GOAL - Print the records below word for word, but leave out the pictures.

EXTRACTED DATA -
◇ ◇ ◇ ◇ ◇ ◇ ◇

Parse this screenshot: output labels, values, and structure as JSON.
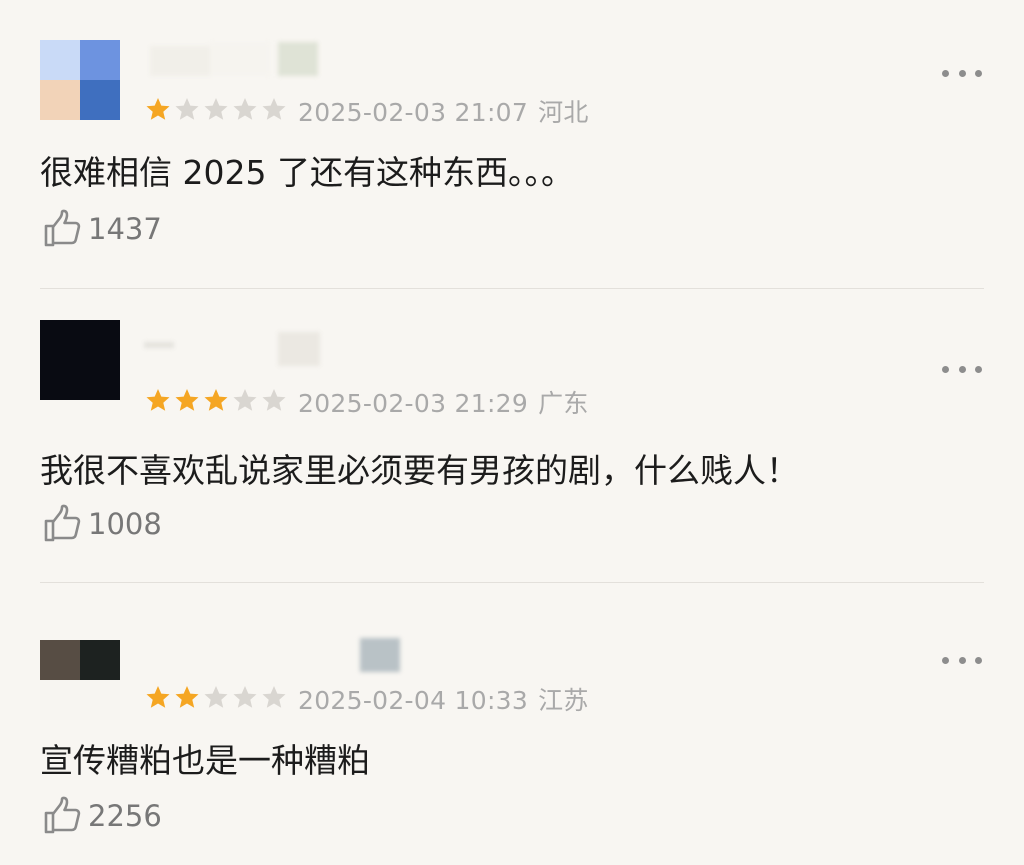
{
  "colors": {
    "star_filled": "#f5a623",
    "star_empty": "#d9d6d1",
    "meta": "#a9a9a9",
    "background": "#f8f6f2"
  },
  "reviews": [
    {
      "rating": 1,
      "date": "2025-02-03 21:07",
      "location": "河北",
      "text": "很难相信 2025 了还有这种东西。。。",
      "likes": "1437"
    },
    {
      "rating": 3,
      "date": "2025-02-03 21:29",
      "location": "广东",
      "text": "我很不喜欢乱说家里必须要有男孩的剧，什么贱人！",
      "likes": "1008"
    },
    {
      "rating": 2,
      "date": "2025-02-04 10:33",
      "location": "江苏",
      "text": "宣传糟粕也是一种糟粕",
      "likes": "2256"
    }
  ],
  "icons": {
    "more": "more-horizontal-icon",
    "like": "thumbs-up-icon",
    "star": "star-icon"
  }
}
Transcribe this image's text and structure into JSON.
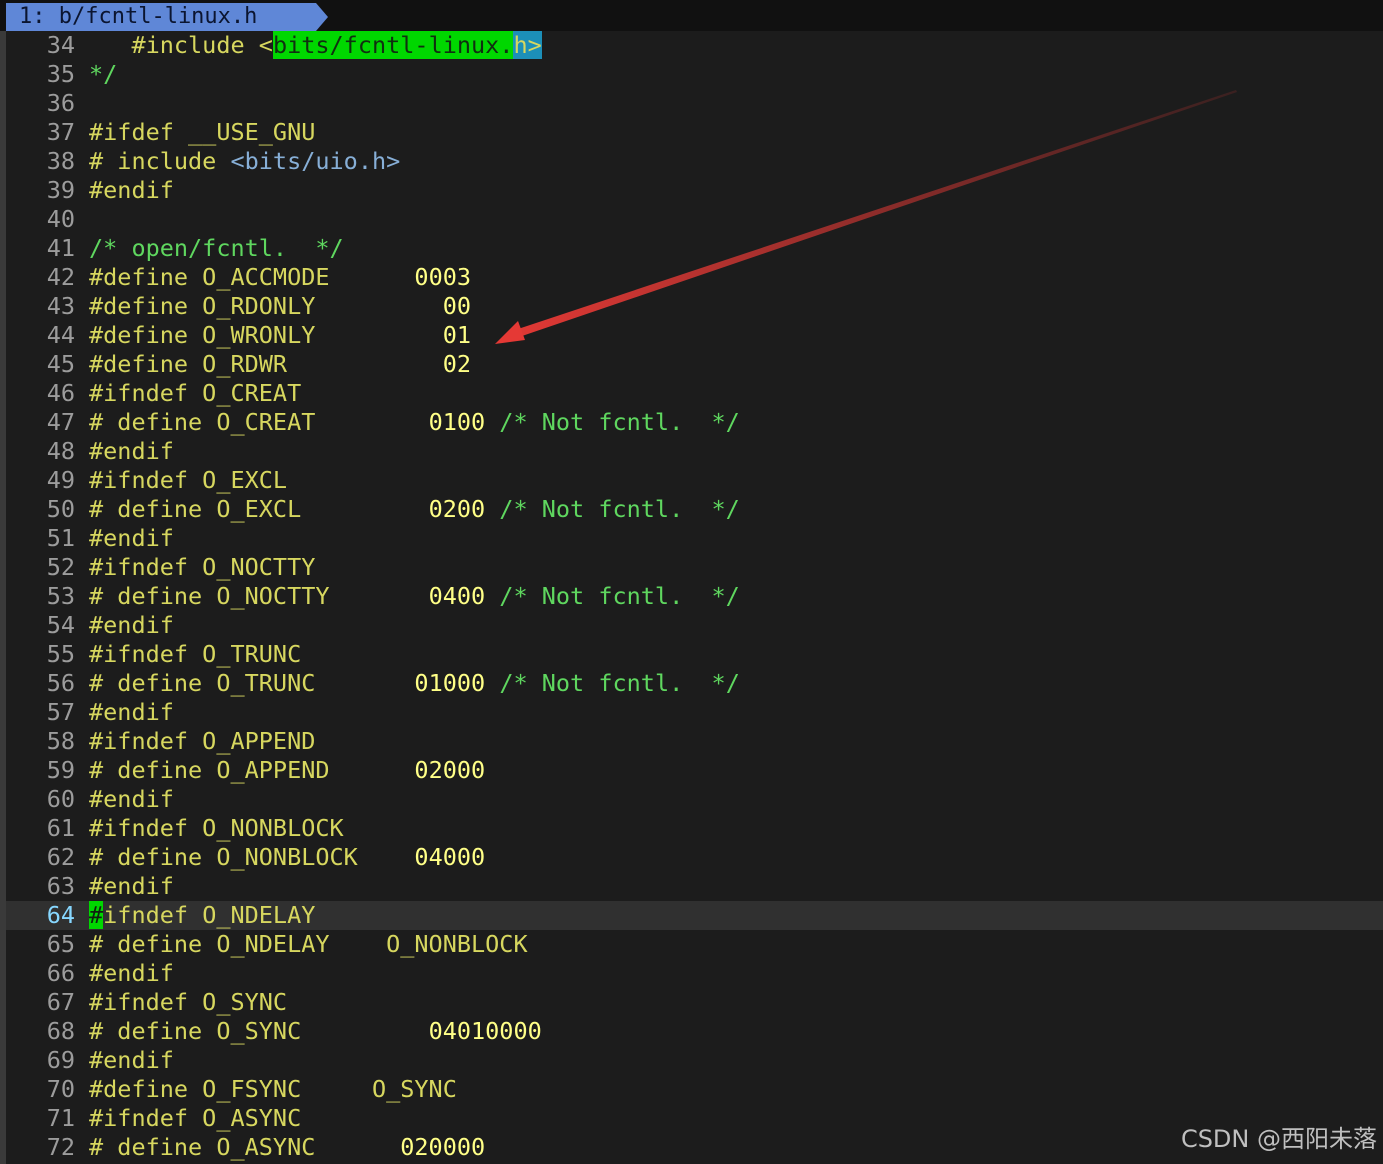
{
  "tab": {
    "label": "1: b/fcntl-linux.h"
  },
  "lines": [
    {
      "n": "34",
      "segs": [
        {
          "c": "dir",
          "t": "   #include "
        },
        {
          "c": "dir",
          "t": "<"
        },
        {
          "c": "hl",
          "t": "bits/fcntl-linux."
        },
        {
          "c": "sel",
          "t": "h>"
        }
      ]
    },
    {
      "n": "35",
      "segs": [
        {
          "c": "com",
          "t": "*/"
        }
      ]
    },
    {
      "n": "36",
      "segs": []
    },
    {
      "n": "37",
      "segs": [
        {
          "c": "dir",
          "t": "#ifdef __USE_GNU"
        }
      ]
    },
    {
      "n": "38",
      "segs": [
        {
          "c": "dir",
          "t": "# include "
        },
        {
          "c": "inc",
          "t": "<bits/uio.h>"
        }
      ]
    },
    {
      "n": "39",
      "segs": [
        {
          "c": "dir",
          "t": "#endif"
        }
      ]
    },
    {
      "n": "40",
      "segs": []
    },
    {
      "n": "41",
      "segs": [
        {
          "c": "com",
          "t": "/* open/fcntl.  */"
        }
      ]
    },
    {
      "n": "42",
      "segs": [
        {
          "c": "dir",
          "t": "#define O_ACCMODE      "
        },
        {
          "c": "num",
          "t": "0003"
        }
      ]
    },
    {
      "n": "43",
      "segs": [
        {
          "c": "dir",
          "t": "#define O_RDONLY         "
        },
        {
          "c": "num",
          "t": "00"
        }
      ]
    },
    {
      "n": "44",
      "segs": [
        {
          "c": "dir",
          "t": "#define O_WRONLY         "
        },
        {
          "c": "num",
          "t": "01"
        }
      ]
    },
    {
      "n": "45",
      "segs": [
        {
          "c": "dir",
          "t": "#define O_RDWR           "
        },
        {
          "c": "num",
          "t": "02"
        }
      ]
    },
    {
      "n": "46",
      "segs": [
        {
          "c": "dir",
          "t": "#ifndef O_CREAT"
        }
      ]
    },
    {
      "n": "47",
      "segs": [
        {
          "c": "dir",
          "t": "# define O_CREAT        "
        },
        {
          "c": "num",
          "t": "0100"
        },
        {
          "c": "com",
          "t": " /* Not fcntl.  */"
        }
      ]
    },
    {
      "n": "48",
      "segs": [
        {
          "c": "dir",
          "t": "#endif"
        }
      ]
    },
    {
      "n": "49",
      "segs": [
        {
          "c": "dir",
          "t": "#ifndef O_EXCL"
        }
      ]
    },
    {
      "n": "50",
      "segs": [
        {
          "c": "dir",
          "t": "# define O_EXCL         "
        },
        {
          "c": "num",
          "t": "0200"
        },
        {
          "c": "com",
          "t": " /* Not fcntl.  */"
        }
      ]
    },
    {
      "n": "51",
      "segs": [
        {
          "c": "dir",
          "t": "#endif"
        }
      ]
    },
    {
      "n": "52",
      "segs": [
        {
          "c": "dir",
          "t": "#ifndef O_NOCTTY"
        }
      ]
    },
    {
      "n": "53",
      "segs": [
        {
          "c": "dir",
          "t": "# define O_NOCTTY       "
        },
        {
          "c": "num",
          "t": "0400"
        },
        {
          "c": "com",
          "t": " /* Not fcntl.  */"
        }
      ]
    },
    {
      "n": "54",
      "segs": [
        {
          "c": "dir",
          "t": "#endif"
        }
      ]
    },
    {
      "n": "55",
      "segs": [
        {
          "c": "dir",
          "t": "#ifndef O_TRUNC"
        }
      ]
    },
    {
      "n": "56",
      "segs": [
        {
          "c": "dir",
          "t": "# define O_TRUNC       "
        },
        {
          "c": "num",
          "t": "01000"
        },
        {
          "c": "com",
          "t": " /* Not fcntl.  */"
        }
      ]
    },
    {
      "n": "57",
      "segs": [
        {
          "c": "dir",
          "t": "#endif"
        }
      ]
    },
    {
      "n": "58",
      "segs": [
        {
          "c": "dir",
          "t": "#ifndef O_APPEND"
        }
      ]
    },
    {
      "n": "59",
      "segs": [
        {
          "c": "dir",
          "t": "# define O_APPEND      "
        },
        {
          "c": "num",
          "t": "02000"
        }
      ]
    },
    {
      "n": "60",
      "segs": [
        {
          "c": "dir",
          "t": "#endif"
        }
      ]
    },
    {
      "n": "61",
      "segs": [
        {
          "c": "dir",
          "t": "#ifndef O_NONBLOCK"
        }
      ]
    },
    {
      "n": "62",
      "segs": [
        {
          "c": "dir",
          "t": "# define O_NONBLOCK    "
        },
        {
          "c": "num",
          "t": "04000"
        }
      ]
    },
    {
      "n": "63",
      "segs": [
        {
          "c": "dir",
          "t": "#endif"
        }
      ]
    },
    {
      "n": "64",
      "current": true,
      "segs": [
        {
          "c": "cur",
          "t": "#"
        },
        {
          "c": "dir",
          "t": "ifndef O_NDELAY"
        }
      ]
    },
    {
      "n": "65",
      "segs": [
        {
          "c": "dir",
          "t": "# define O_NDELAY    O_NONBLOCK"
        }
      ]
    },
    {
      "n": "66",
      "segs": [
        {
          "c": "dir",
          "t": "#endif"
        }
      ]
    },
    {
      "n": "67",
      "segs": [
        {
          "c": "dir",
          "t": "#ifndef O_SYNC"
        }
      ]
    },
    {
      "n": "68",
      "segs": [
        {
          "c": "dir",
          "t": "# define O_SYNC         "
        },
        {
          "c": "num",
          "t": "04010000"
        }
      ]
    },
    {
      "n": "69",
      "segs": [
        {
          "c": "dir",
          "t": "#endif"
        }
      ]
    },
    {
      "n": "70",
      "segs": [
        {
          "c": "dir",
          "t": "#define O_FSYNC     O_SYNC"
        }
      ]
    },
    {
      "n": "71",
      "segs": [
        {
          "c": "dir",
          "t": "#ifndef O_ASYNC"
        }
      ]
    },
    {
      "n": "72",
      "segs": [
        {
          "c": "dir",
          "t": "# define O_ASYNC      "
        },
        {
          "c": "num",
          "t": "020000"
        }
      ]
    }
  ],
  "annotation": {
    "arrow_color": "#e53935"
  },
  "watermark": "CSDN @西阳未落",
  "colors": {
    "background": "#1c1c1c",
    "tab": "#5f87d7",
    "directive": "#d7d75f",
    "number": "#ffff87",
    "comment": "#5fd75f",
    "include_path": "#87afd7",
    "match_highlight": "#00d700",
    "current_line": "#303030"
  }
}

◇ ◇ ◇ ◇ ◇ ◇ ◇

SOLUTION FOR THIS TASK -
Parse this screenshot: output labels, values, and structure as JSON.
{
  "colors": {
    "star_filled": "#f5a623",
    "star_empty": "#d9d6d1",
    "meta": "#a9a9a9",
    "background": "#f8f6f2"
  },
  "reviews": [
    {
      "rating": 1,
      "date": "2025-02-03 21:07",
      "location": "河北",
      "text": "很难相信 2025 了还有这种东西。。。",
      "likes": "1437"
    },
    {
      "rating": 3,
      "date": "2025-02-03 21:29",
      "location": "广东",
      "text": "我很不喜欢乱说家里必须要有男孩的剧，什么贱人！",
      "likes": "1008"
    },
    {
      "rating": 2,
      "date": "2025-02-04 10:33",
      "location": "江苏",
      "text": "宣传糟粕也是一种糟粕",
      "likes": "2256"
    }
  ],
  "icons": {
    "more": "more-horizontal-icon",
    "like": "thumbs-up-icon",
    "star": "star-icon"
  }
}
Transcribe this image's text and structure into JSON.
{
  "tab": {
    "label": "1: b/fcntl-linux.h"
  },
  "lines": [
    {
      "n": "34",
      "segs": [
        {
          "c": "dir",
          "t": "   #include "
        },
        {
          "c": "dir",
          "t": "<"
        },
        {
          "c": "hl",
          "t": "bits/fcntl-linux."
        },
        {
          "c": "sel",
          "t": "h>"
        }
      ]
    },
    {
      "n": "35",
      "segs": [
        {
          "c": "com",
          "t": "*/"
        }
      ]
    },
    {
      "n": "36",
      "segs": []
    },
    {
      "n": "37",
      "segs": [
        {
          "c": "dir",
          "t": "#ifdef __USE_GNU"
        }
      ]
    },
    {
      "n": "38",
      "segs": [
        {
          "c": "dir",
          "t": "# include "
        },
        {
          "c": "inc",
          "t": "<bits/uio.h>"
        }
      ]
    },
    {
      "n": "39",
      "segs": [
        {
          "c": "dir",
          "t": "#endif"
        }
      ]
    },
    {
      "n": "40",
      "segs": []
    },
    {
      "n": "41",
      "segs": [
        {
          "c": "com",
          "t": "/* open/fcntl.  */"
        }
      ]
    },
    {
      "n": "42",
      "segs": [
        {
          "c": "dir",
          "t": "#define O_ACCMODE      "
        },
        {
          "c": "num",
          "t": "0003"
        }
      ]
    },
    {
      "n": "43",
      "segs": [
        {
          "c": "dir",
          "t": "#define O_RDONLY         "
        },
        {
          "c": "num",
          "t": "00"
        }
      ]
    },
    {
      "n": "44",
      "segs": [
        {
          "c": "dir",
          "t": "#define O_WRONLY         "
        },
        {
          "c": "num",
          "t": "01"
        }
      ]
    },
    {
      "n": "45",
      "segs": [
        {
          "c": "dir",
          "t": "#define O_RDWR           "
        },
        {
          "c": "num",
          "t": "02"
        }
      ]
    },
    {
      "n": "46",
      "segs": [
        {
          "c": "dir",
          "t": "#ifndef O_CREAT"
        }
      ]
    },
    {
      "n": "47",
      "segs": [
        {
          "c": "dir",
          "t": "# define O_CREAT        "
        },
        {
          "c": "num",
          "t": "0100"
        },
        {
          "c": "com",
          "t": " /* Not fcntl.  */"
        }
      ]
    },
    {
      "n": "48",
      "segs": [
        {
          "c": "dir",
          "t": "#endif"
        }
      ]
    },
    {
      "n": "49",
      "segs": [
        {
          "c": "dir",
          "t": "#ifndef O_EXCL"
        }
      ]
    },
    {
      "n": "50",
      "segs": [
        {
          "c": "dir",
          "t": "# define O_EXCL         "
        },
        {
          "c": "num",
          "t": "0200"
        },
        {
          "c": "com",
          "t": " /* Not fcntl.  */"
        }
      ]
    },
    {
      "n": "51",
      "segs": [
        {
          "c": "dir",
          "t": "#endif"
        }
      ]
    },
    {
      "n": "52",
      "segs": [
        {
          "c": "dir",
          "t": "#ifndef O_NOCTTY"
        }
      ]
    },
    {
      "n": "53",
      "segs": [
        {
          "c": "dir",
          "t": "# define O_NOCTTY       "
        },
        {
          "c": "num",
          "t": "0400"
        },
        {
          "c": "com",
          "t": " /* Not fcntl.  */"
        }
      ]
    },
    {
      "n": "54",
      "segs": [
        {
          "c": "dir",
          "t": "#endif"
        }
      ]
    },
    {
      "n": "55",
      "segs": [
        {
          "c": "dir",
          "t": "#ifndef O_TRUNC"
        }
      ]
    },
    {
      "n": "56",
      "segs": [
        {
          "c": "dir",
          "t": "# define O_TRUNC       "
        },
        {
          "c": "num",
          "t": "01000"
        },
        {
          "c": "com",
          "t": " /* Not fcntl.  */"
        }
      ]
    },
    {
      "n": "57",
      "segs": [
        {
          "c": "dir",
          "t": "#endif"
        }
      ]
    },
    {
      "n": "58",
      "segs": [
        {
          "c": "dir",
          "t": "#ifndef O_APPEND"
        }
      ]
    },
    {
      "n": "59",
      "segs": [
        {
          "c": "dir",
          "t": "# define O_APPEND      "
        },
        {
          "c": "num",
          "t": "02000"
        }
      ]
    },
    {
      "n": "60",
      "segs": [
        {
          "c": "dir",
          "t": "#endif"
        }
      ]
    },
    {
      "n": "61",
      "segs": [
        {
          "c": "dir",
          "t": "#ifndef O_NONBLOCK"
        }
      ]
    },
    {
      "n": "62",
      "segs": [
        {
          "c": "dir",
          "t": "# define O_NONBLOCK    "
        },
        {
          "c": "num",
          "t": "04000"
        }
      ]
    },
    {
      "n": "63",
      "segs": [
        {
          "c": "dir",
          "t": "#endif"
        }
      ]
    },
    {
      "n": "64",
      "current": true,
      "segs": [
        {
          "c": "cur",
          "t": "#"
        },
        {
          "c": "dir",
          "t": "ifndef O_NDELAY"
        }
      ]
    },
    {
      "n": "65",
      "segs": [
        {
          "c": "dir",
          "t": "# define O_NDELAY    O_NONBLOCK"
        }
      ]
    },
    {
      "n": "66",
      "segs": [
        {
          "c": "dir",
          "t": "#endif"
        }
      ]
    },
    {
      "n": "67",
      "segs": [
        {
          "c": "dir",
          "t": "#ifndef O_SYNC"
        }
      ]
    },
    {
      "n": "68",
      "segs": [
        {
          "c": "dir",
          "t": "# define O_SYNC         "
        },
        {
          "c": "num",
          "t": "04010000"
        }
      ]
    },
    {
      "n": "69",
      "segs": [
        {
          "c": "dir",
          "t": "#endif"
        }
      ]
    },
    {
      "n": "70",
      "segs": [
        {
          "c": "dir",
          "t": "#define O_FSYNC     O_SYNC"
        }
      ]
    },
    {
      "n": "71",
      "segs": [
        {
          "c": "dir",
          "t": "#ifndef O_ASYNC"
        }
      ]
    },
    {
      "n": "72",
      "segs": [
        {
          "c": "dir",
          "t": "# define O_ASYNC      "
        },
        {
          "c": "num",
          "t": "020000"
        }
      ]
    }
  ],
  "annotation": {
    "arrow_color": "#e53935"
  },
  "watermark": "CSDN @西阳未落",
  "colors": {
    "background": "#1c1c1c",
    "tab": "#5f87d7",
    "directive": "#d7d75f",
    "number": "#ffff87",
    "comment": "#5fd75f",
    "include_path": "#87afd7",
    "match_highlight": "#00d700",
    "current_line": "#303030"
  }
}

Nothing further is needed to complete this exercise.